Entries with figure data
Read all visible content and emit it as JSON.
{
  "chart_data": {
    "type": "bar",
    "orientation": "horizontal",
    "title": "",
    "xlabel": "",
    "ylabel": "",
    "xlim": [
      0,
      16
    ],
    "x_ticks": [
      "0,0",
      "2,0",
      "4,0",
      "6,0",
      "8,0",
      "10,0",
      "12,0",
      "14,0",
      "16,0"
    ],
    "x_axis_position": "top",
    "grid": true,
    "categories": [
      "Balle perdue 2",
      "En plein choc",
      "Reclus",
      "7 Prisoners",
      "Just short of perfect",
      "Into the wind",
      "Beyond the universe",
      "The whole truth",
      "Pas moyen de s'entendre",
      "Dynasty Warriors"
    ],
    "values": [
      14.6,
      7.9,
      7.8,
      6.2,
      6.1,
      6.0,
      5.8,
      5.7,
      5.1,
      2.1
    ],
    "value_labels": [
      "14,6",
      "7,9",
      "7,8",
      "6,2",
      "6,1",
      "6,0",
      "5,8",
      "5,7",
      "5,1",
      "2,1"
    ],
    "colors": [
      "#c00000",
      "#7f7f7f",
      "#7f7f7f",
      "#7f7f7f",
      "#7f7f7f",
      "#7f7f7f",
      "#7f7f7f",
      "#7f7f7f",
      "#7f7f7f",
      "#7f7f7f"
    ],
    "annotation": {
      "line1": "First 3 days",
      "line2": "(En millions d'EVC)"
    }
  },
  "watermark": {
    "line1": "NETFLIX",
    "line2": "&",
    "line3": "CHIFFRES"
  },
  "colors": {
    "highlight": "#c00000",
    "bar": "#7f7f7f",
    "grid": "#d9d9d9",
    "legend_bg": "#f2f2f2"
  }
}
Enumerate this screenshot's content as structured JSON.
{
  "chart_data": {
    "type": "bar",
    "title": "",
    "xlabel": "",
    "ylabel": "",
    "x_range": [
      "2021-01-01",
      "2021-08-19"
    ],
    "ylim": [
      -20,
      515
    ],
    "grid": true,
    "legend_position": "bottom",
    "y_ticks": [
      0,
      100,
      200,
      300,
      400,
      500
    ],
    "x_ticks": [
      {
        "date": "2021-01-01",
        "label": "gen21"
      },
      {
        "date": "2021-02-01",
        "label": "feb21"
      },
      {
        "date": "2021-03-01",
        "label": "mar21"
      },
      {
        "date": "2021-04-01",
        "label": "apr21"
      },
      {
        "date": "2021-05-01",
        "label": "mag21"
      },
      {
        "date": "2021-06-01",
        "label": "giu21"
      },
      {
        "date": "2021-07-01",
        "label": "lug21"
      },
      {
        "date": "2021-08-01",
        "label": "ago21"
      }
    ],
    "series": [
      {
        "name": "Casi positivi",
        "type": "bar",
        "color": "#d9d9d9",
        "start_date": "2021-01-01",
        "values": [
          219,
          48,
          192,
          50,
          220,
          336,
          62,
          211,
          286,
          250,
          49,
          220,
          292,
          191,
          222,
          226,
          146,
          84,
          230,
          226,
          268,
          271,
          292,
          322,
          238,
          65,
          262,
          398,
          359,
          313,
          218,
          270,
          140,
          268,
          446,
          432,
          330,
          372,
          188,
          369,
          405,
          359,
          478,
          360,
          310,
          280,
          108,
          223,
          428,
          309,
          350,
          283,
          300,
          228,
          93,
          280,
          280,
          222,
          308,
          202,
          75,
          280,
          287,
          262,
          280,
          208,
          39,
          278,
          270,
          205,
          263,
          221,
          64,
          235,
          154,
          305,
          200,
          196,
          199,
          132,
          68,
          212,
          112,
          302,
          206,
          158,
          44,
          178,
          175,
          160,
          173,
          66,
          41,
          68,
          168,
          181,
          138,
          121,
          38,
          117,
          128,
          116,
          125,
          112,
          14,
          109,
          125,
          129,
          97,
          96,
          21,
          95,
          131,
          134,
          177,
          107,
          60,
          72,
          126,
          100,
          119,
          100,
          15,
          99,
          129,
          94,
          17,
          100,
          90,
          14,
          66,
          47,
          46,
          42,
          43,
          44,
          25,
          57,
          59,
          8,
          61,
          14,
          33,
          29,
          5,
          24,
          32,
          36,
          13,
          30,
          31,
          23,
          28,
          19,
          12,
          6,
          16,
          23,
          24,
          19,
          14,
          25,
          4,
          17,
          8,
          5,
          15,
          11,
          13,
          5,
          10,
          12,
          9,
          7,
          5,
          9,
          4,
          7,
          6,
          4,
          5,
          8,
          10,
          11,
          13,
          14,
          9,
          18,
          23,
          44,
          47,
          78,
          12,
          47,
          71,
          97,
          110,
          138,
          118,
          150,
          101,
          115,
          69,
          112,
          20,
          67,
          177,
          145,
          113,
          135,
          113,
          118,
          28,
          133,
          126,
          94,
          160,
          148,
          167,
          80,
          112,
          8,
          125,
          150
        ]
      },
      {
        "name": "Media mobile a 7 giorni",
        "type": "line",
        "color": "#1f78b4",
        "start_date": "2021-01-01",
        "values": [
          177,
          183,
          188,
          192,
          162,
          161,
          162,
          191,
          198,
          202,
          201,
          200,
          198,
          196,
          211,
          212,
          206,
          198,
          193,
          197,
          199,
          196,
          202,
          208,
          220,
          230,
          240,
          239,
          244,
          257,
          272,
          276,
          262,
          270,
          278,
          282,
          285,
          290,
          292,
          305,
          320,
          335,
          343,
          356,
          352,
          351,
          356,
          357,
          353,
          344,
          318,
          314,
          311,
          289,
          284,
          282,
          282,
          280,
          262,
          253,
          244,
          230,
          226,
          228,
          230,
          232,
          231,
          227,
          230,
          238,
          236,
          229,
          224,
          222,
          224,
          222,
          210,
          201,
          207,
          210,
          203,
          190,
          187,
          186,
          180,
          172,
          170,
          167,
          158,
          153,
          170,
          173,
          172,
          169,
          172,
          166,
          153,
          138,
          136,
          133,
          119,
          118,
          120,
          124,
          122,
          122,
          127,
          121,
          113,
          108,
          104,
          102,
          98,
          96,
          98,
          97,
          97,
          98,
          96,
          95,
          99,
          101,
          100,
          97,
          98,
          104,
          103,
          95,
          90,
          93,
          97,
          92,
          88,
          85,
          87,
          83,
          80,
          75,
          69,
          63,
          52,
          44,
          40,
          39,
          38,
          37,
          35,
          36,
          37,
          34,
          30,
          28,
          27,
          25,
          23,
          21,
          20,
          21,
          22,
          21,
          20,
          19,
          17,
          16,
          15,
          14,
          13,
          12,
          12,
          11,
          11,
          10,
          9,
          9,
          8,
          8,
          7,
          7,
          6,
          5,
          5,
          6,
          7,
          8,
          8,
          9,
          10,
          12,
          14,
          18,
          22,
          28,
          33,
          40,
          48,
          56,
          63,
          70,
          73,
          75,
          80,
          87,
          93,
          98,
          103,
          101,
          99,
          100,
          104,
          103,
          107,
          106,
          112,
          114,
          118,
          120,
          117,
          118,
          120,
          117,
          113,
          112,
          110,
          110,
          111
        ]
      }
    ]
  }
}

INSTRUCTION
Copy out all lines from the material above that contain the string "content".

TASK ANSWER
Read all visible content and emit it as JSON.
Enumerate this screenshot's content as structured JSON.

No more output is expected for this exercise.